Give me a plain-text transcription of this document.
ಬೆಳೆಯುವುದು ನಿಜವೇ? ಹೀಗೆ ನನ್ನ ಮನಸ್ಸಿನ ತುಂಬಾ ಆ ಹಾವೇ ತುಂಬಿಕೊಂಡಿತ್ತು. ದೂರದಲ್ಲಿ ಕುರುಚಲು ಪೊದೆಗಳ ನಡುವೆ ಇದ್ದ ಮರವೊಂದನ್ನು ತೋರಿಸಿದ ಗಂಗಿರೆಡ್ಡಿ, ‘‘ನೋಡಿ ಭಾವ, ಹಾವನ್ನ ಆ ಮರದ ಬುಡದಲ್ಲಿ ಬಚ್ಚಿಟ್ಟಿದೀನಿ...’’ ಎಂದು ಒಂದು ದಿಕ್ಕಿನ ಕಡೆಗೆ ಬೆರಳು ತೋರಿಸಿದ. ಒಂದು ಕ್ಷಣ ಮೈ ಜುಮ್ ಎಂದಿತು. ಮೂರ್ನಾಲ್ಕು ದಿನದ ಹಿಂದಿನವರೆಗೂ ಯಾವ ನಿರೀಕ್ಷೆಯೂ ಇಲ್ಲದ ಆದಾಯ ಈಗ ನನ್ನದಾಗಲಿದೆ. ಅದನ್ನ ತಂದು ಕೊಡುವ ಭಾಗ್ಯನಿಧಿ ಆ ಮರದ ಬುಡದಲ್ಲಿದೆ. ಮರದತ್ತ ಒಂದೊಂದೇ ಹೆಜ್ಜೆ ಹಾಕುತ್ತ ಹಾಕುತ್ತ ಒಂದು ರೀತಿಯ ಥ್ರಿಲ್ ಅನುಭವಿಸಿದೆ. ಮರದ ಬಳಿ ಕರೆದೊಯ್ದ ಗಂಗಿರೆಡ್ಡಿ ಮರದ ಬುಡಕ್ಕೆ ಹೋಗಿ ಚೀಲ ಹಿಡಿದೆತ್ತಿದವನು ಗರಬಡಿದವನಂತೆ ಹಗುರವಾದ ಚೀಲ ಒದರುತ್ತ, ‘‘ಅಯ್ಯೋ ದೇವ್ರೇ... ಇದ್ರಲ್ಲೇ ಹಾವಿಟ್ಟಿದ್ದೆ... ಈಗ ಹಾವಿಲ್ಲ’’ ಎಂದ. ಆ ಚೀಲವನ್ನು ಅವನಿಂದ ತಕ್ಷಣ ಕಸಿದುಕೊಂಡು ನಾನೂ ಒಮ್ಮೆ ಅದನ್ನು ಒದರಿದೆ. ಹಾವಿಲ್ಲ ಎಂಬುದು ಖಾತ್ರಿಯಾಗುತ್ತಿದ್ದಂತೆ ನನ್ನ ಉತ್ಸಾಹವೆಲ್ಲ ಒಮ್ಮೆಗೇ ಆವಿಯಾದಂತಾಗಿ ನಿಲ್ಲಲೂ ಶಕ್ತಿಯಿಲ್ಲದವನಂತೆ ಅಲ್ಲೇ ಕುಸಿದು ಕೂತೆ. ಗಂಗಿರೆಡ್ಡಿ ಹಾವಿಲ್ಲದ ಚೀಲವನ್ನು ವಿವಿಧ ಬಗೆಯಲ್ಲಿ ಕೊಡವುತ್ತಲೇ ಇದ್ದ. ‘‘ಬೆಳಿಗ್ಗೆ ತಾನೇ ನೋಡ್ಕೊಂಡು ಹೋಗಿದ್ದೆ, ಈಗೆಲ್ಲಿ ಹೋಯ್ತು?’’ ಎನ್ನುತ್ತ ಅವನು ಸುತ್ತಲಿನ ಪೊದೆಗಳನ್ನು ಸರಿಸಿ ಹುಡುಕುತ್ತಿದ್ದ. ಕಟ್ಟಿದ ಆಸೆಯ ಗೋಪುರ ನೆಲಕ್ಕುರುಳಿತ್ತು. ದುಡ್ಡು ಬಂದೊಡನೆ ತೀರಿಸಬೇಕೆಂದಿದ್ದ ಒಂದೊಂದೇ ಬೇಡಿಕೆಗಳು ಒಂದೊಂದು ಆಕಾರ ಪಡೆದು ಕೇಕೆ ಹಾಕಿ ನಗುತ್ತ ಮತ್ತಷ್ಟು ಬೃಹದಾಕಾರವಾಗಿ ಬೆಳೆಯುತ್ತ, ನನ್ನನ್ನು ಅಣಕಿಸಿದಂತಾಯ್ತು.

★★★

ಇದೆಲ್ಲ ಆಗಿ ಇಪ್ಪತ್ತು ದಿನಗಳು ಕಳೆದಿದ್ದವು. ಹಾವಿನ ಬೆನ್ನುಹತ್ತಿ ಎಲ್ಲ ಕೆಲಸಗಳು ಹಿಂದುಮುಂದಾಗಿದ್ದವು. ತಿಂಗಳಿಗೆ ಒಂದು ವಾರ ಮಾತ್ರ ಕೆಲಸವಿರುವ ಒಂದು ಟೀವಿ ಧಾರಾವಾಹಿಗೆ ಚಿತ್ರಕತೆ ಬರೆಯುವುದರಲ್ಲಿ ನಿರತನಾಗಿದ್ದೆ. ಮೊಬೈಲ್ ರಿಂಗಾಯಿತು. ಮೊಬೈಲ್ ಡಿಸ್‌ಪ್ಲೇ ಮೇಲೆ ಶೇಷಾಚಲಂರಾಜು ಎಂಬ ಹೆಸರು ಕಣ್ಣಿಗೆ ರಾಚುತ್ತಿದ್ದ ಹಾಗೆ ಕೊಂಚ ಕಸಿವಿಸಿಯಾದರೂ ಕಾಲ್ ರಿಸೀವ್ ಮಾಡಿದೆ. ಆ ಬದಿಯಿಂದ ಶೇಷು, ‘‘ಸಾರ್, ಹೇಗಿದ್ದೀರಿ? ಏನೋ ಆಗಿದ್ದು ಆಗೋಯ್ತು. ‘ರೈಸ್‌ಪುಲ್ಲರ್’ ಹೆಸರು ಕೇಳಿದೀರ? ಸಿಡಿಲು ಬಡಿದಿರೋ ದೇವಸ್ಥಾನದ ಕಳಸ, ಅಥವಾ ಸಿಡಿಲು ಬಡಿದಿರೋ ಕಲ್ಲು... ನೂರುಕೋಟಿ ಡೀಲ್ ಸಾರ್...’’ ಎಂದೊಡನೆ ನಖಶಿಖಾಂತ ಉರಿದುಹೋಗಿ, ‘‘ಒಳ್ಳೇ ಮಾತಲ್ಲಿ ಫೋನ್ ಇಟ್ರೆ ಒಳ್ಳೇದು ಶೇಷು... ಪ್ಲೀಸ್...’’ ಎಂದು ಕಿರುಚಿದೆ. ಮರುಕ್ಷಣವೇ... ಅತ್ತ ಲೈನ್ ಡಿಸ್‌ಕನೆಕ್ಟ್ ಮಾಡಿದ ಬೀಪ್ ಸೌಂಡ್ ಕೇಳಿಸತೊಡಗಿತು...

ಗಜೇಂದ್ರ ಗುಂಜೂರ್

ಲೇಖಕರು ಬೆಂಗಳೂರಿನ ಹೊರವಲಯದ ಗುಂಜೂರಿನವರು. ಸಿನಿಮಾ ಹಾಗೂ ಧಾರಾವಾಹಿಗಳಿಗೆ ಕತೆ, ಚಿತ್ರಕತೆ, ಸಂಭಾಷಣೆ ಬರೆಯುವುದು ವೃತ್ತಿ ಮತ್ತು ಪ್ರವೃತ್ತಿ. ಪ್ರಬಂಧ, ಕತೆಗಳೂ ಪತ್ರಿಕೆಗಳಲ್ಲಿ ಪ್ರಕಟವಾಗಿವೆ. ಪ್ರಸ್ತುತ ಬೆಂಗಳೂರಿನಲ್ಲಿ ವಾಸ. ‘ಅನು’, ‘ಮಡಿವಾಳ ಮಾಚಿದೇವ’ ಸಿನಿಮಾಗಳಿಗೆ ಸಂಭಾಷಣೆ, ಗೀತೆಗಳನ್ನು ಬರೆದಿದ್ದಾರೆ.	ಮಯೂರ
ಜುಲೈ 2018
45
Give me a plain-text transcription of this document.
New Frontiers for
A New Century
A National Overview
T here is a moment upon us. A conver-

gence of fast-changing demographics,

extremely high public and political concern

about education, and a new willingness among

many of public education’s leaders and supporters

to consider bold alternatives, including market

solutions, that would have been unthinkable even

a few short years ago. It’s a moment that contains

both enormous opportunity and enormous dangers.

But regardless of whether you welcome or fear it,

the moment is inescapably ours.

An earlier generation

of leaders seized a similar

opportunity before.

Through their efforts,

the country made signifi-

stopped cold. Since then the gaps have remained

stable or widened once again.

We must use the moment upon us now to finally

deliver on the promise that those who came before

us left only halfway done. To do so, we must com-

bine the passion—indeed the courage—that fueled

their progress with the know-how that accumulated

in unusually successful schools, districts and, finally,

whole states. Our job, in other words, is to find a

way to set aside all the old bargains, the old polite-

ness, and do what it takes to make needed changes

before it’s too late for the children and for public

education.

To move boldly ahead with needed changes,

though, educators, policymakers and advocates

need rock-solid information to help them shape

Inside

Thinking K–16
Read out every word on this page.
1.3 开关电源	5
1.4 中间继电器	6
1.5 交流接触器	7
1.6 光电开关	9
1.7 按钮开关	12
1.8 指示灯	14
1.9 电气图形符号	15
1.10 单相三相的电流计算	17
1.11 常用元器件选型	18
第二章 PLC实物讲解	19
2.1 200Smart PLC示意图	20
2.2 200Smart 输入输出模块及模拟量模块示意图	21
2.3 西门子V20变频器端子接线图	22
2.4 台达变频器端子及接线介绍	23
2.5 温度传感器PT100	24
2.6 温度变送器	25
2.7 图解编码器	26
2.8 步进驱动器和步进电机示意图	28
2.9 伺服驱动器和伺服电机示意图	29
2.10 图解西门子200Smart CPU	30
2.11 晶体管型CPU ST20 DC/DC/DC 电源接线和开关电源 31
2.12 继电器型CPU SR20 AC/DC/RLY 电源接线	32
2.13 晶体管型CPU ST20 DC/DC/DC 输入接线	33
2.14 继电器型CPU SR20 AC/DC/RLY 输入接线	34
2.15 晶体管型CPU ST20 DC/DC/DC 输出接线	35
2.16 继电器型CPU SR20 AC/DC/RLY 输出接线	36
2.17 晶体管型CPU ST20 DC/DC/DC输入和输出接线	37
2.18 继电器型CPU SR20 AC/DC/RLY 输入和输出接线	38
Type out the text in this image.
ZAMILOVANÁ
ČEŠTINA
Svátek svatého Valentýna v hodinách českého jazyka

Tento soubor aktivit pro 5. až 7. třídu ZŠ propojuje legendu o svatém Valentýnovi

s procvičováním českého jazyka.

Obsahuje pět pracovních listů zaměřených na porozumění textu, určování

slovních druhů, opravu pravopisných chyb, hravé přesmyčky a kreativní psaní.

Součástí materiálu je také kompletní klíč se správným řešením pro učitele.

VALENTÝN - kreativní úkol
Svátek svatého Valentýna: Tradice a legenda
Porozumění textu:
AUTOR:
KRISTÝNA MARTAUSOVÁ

··········

Objective:
From the data above, copy each line where the string "输入接线" appears.

Full output:
2.13 晶体管型CPU ST20 DC/DC/DC 输入接线	33
2.14 继电器型CPU SR20 AC/DC/RLY 输入接线	34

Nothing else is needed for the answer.